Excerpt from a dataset

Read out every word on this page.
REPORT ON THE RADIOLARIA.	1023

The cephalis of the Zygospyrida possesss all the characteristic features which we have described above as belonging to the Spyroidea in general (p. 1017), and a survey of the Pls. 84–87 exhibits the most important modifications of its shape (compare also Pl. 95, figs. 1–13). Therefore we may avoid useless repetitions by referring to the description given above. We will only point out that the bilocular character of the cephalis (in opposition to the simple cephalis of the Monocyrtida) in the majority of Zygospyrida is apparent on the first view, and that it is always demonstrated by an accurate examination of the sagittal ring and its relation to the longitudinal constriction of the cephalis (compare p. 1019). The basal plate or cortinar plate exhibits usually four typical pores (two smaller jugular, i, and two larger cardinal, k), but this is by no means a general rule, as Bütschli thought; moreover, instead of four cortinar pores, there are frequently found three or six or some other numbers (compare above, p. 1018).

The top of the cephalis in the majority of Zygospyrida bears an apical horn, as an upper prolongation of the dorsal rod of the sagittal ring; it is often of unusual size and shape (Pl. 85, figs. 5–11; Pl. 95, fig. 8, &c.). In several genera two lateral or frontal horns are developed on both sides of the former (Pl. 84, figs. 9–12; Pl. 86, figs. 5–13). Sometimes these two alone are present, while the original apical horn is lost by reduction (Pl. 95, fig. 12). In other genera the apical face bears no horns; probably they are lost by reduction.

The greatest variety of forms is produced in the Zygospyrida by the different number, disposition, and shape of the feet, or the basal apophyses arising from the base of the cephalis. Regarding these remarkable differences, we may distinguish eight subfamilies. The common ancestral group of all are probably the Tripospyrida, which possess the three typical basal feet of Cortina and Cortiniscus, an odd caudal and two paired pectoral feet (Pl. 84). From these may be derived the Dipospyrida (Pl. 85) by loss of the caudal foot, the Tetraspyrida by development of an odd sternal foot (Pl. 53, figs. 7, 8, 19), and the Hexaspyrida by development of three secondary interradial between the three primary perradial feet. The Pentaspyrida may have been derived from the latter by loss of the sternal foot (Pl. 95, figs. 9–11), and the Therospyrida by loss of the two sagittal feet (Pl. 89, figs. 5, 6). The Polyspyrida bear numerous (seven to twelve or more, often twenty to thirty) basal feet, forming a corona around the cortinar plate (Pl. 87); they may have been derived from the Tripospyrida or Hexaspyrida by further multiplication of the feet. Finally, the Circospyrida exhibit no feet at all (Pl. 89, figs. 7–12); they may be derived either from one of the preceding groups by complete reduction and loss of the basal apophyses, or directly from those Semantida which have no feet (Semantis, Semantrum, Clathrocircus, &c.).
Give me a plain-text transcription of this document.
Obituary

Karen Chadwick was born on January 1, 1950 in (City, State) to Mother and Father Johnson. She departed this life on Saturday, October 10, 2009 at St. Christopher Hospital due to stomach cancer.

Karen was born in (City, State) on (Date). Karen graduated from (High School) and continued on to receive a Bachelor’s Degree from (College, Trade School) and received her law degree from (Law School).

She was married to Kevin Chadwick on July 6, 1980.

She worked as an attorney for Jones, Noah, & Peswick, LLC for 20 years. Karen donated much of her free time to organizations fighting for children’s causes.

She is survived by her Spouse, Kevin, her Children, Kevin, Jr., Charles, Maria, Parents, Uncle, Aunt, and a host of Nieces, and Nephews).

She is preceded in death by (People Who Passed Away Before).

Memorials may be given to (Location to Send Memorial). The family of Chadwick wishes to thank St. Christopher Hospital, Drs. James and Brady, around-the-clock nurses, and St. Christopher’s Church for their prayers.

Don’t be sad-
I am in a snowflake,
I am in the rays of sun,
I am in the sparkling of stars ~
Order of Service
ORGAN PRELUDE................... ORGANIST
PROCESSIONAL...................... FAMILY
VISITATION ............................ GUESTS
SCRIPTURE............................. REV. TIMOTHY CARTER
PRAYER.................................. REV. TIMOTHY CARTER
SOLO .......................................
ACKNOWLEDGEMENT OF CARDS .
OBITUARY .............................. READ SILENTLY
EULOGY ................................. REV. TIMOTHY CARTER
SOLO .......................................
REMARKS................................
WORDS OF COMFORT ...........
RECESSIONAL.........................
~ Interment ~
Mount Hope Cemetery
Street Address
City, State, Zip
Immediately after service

- Given task
Which lines of the material contain the string "Hospital"? List each of them.

- Task answer
Karen Chadwick was born on January 1, 1950 in (City, State) to Mother and Father Johnson. She departed this life on Saturday, October 10, 2009 at St. Christopher Hospital due to stomach cancer.
Memorials may be given to (Location to Send Memorial). The family of Chadwick wishes to thank St. Christopher Hospital, Drs. James and Brady, around-the-clock nurses, and St. Christopher’s Church for their prayers.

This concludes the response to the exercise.